▶ **Extracted information**
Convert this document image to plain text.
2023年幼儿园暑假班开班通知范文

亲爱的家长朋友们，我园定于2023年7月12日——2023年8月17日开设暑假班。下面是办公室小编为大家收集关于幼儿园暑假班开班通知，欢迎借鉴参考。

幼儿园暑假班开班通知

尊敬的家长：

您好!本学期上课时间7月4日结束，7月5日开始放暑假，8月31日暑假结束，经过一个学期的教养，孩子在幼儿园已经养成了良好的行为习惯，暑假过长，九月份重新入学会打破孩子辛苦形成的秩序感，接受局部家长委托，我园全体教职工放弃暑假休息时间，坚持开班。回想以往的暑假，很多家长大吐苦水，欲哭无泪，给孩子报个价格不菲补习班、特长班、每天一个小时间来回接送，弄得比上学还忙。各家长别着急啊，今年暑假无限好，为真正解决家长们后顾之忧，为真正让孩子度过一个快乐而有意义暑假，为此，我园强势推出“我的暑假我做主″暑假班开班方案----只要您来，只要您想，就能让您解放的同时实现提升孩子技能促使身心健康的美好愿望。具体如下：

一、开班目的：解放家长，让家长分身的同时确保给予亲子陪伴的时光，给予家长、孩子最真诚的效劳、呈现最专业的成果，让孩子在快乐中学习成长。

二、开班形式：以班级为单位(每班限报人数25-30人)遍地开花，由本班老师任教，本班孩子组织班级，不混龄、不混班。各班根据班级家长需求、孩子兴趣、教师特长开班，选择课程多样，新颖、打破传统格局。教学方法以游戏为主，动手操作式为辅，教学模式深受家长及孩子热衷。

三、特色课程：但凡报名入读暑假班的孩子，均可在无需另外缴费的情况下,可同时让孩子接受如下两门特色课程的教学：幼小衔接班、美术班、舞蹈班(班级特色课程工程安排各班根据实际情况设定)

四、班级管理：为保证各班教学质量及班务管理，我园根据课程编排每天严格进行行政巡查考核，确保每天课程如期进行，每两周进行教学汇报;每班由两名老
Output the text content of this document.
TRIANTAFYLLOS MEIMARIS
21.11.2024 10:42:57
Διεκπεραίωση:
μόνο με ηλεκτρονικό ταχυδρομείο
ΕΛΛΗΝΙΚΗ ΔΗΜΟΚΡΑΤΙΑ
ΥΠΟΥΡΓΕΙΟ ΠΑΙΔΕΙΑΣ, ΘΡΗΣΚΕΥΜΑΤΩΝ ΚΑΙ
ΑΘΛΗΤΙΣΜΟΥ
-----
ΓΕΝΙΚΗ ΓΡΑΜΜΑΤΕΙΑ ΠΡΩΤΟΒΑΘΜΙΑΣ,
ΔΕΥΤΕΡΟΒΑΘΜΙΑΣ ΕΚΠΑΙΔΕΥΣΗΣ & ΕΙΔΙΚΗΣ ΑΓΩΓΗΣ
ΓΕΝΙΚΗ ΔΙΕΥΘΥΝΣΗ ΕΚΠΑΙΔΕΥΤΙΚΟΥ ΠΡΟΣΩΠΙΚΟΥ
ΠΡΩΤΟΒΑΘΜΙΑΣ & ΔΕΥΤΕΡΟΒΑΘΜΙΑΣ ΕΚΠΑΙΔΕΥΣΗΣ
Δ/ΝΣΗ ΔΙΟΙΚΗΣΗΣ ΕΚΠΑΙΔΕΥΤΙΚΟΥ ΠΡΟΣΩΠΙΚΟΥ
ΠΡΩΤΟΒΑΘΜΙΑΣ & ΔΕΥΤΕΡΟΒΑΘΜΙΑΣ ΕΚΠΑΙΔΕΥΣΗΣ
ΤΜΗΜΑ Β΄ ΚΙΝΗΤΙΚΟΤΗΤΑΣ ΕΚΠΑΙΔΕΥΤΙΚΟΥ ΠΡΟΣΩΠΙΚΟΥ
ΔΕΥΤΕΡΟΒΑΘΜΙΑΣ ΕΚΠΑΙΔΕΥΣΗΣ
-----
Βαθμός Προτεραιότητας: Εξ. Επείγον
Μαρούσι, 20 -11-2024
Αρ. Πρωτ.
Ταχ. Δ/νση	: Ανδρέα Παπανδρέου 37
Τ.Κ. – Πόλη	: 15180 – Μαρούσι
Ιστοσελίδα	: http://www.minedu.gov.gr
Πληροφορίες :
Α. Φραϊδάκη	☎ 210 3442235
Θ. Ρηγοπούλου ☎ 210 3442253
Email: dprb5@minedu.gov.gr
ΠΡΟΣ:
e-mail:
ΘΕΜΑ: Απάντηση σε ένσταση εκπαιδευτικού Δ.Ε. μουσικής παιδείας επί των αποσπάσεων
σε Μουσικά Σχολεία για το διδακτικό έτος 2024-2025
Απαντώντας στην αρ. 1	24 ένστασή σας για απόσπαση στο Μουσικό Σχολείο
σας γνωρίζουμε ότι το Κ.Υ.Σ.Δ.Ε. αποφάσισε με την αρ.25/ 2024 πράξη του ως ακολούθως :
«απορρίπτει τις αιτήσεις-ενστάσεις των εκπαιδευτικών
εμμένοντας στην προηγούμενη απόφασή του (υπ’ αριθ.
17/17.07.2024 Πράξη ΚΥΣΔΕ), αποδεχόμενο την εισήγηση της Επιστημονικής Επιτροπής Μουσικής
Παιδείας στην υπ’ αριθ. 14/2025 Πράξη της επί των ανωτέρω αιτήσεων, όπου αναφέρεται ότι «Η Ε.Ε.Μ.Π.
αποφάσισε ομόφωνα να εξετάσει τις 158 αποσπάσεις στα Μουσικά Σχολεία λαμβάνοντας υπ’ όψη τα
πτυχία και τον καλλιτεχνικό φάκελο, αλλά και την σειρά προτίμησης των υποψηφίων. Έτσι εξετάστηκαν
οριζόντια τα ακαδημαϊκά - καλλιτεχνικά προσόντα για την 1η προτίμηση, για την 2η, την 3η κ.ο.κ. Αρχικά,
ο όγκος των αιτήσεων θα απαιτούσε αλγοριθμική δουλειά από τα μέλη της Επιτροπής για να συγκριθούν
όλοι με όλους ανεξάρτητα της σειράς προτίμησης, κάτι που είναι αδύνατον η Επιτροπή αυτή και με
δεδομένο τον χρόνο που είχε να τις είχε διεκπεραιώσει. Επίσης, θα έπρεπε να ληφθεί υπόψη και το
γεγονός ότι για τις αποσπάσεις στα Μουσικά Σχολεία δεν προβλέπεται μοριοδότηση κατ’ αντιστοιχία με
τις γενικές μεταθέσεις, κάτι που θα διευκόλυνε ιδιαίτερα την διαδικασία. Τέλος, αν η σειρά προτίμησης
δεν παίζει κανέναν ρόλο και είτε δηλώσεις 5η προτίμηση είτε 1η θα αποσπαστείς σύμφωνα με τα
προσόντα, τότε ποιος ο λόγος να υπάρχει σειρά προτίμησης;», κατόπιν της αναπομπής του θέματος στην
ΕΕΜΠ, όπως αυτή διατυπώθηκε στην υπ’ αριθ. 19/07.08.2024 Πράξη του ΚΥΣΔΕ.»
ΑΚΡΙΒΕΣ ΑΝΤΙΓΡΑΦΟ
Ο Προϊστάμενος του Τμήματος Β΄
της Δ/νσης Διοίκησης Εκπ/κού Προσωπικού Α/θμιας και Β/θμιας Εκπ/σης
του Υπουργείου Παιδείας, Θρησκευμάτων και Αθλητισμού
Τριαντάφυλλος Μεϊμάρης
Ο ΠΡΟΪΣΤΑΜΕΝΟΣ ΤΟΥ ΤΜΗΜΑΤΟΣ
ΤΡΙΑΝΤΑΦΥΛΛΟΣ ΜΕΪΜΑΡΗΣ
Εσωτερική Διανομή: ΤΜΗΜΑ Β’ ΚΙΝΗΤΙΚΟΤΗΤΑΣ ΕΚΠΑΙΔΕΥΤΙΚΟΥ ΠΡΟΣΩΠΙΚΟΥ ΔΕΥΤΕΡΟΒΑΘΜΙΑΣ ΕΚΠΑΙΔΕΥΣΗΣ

▶ **What needs to be done**
Among the entries above, identify all lines with "αποφάσισε" and copy them.

▶ **Result**
σας γνωρίζουμε ότι το Κ.Υ.Σ.Δ.Ε. αποφάσισε με την αρ.25/ 2024 πράξη του ως ακολούθως :
αποφάσισε ομόφωνα να εξετάσει τις 158 αποσπάσεις στα Μουσικά Σχολεία λαμβάνοντας υπ’ όψη τα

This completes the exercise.